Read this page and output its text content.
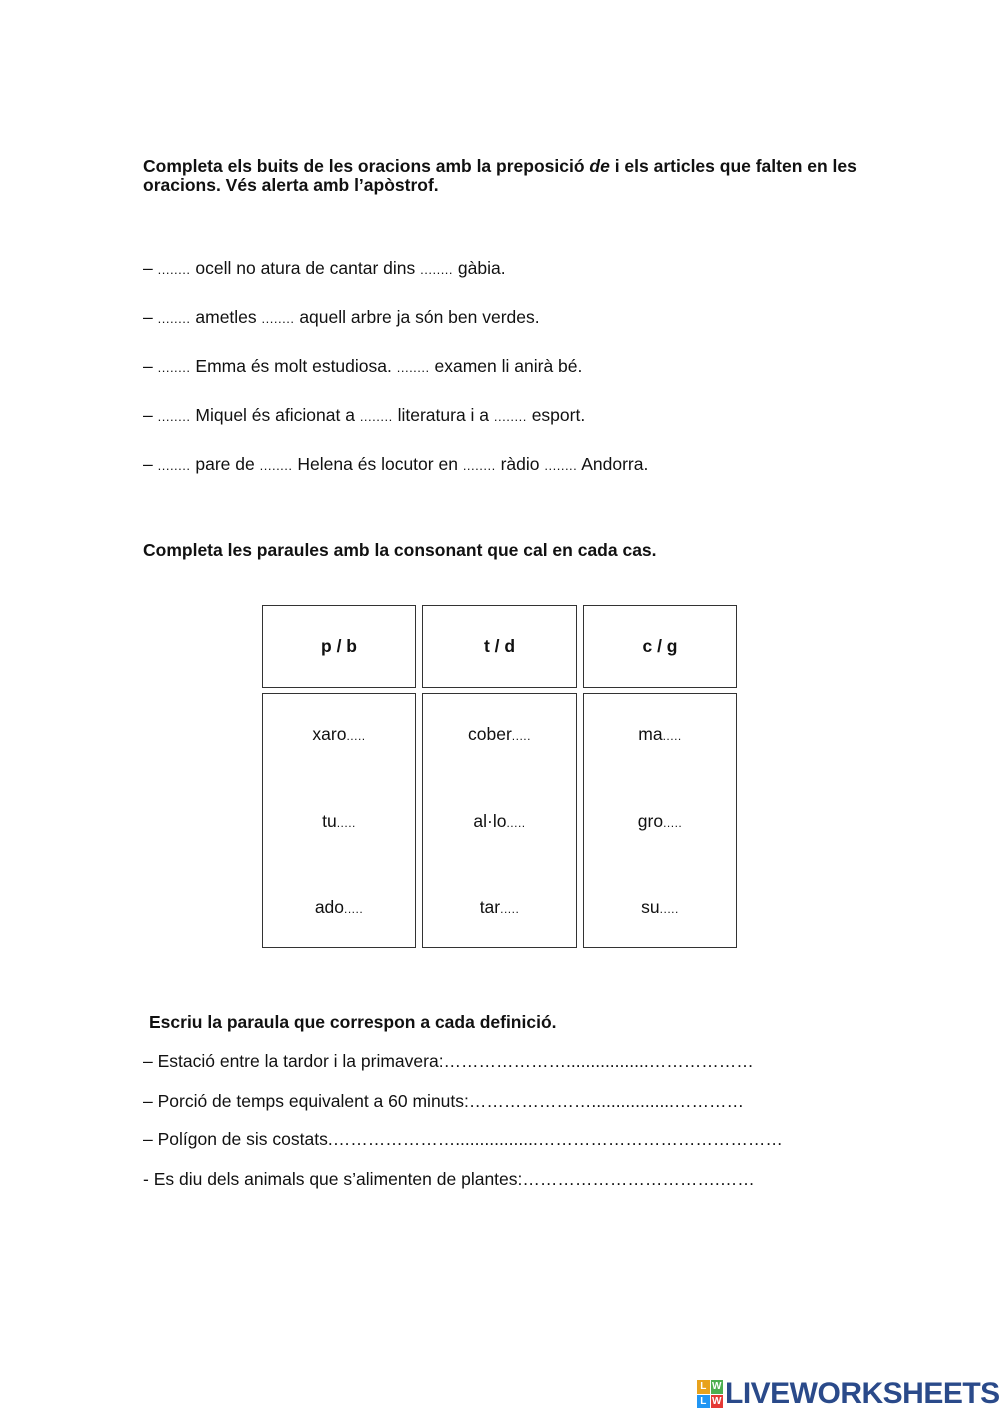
Completa els buits de les oracions amb la preposició de i els articles que falten en les oracions. Vés alerta amb l’apòstrof.

– ........ ocell no atura de cantar dins ........ gàbia.

– ........ ametles ........ aquell arbre ja són ben verdes.

– ........ Emma és molt estudiosa. ........ examen li anirà bé.

– ........ Miquel és aficionat a ........ literatura i a ........ esport.

– ........ pare de ........ Helena és locutor en ........ ràdio ........ Andorra.

Completa les paraules amb la consonant que cal en cada cas.

p / b	t / d	c / g
xaro.....
tu.....
ado.....
cober.....
al·lo.....
tar.....
ma.....
gro.....
su.....

Escriu la paraula que correspon a cada definició.

– Estació entre la tardor i la primavera:………………….................………………

– Porció de temps equivalent a 60 minuts:………………….................…………

– Polígon de sis costats.………………….................……………………………………

- Es diu dels animals que s’alimenten de plantes:…………………………….……

L W
L W LIVEWORKSHEETS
----------------
Exercise: Find every line in the listing that holds the string "Completa", then say how many there are as a bare number.

Correct response: 2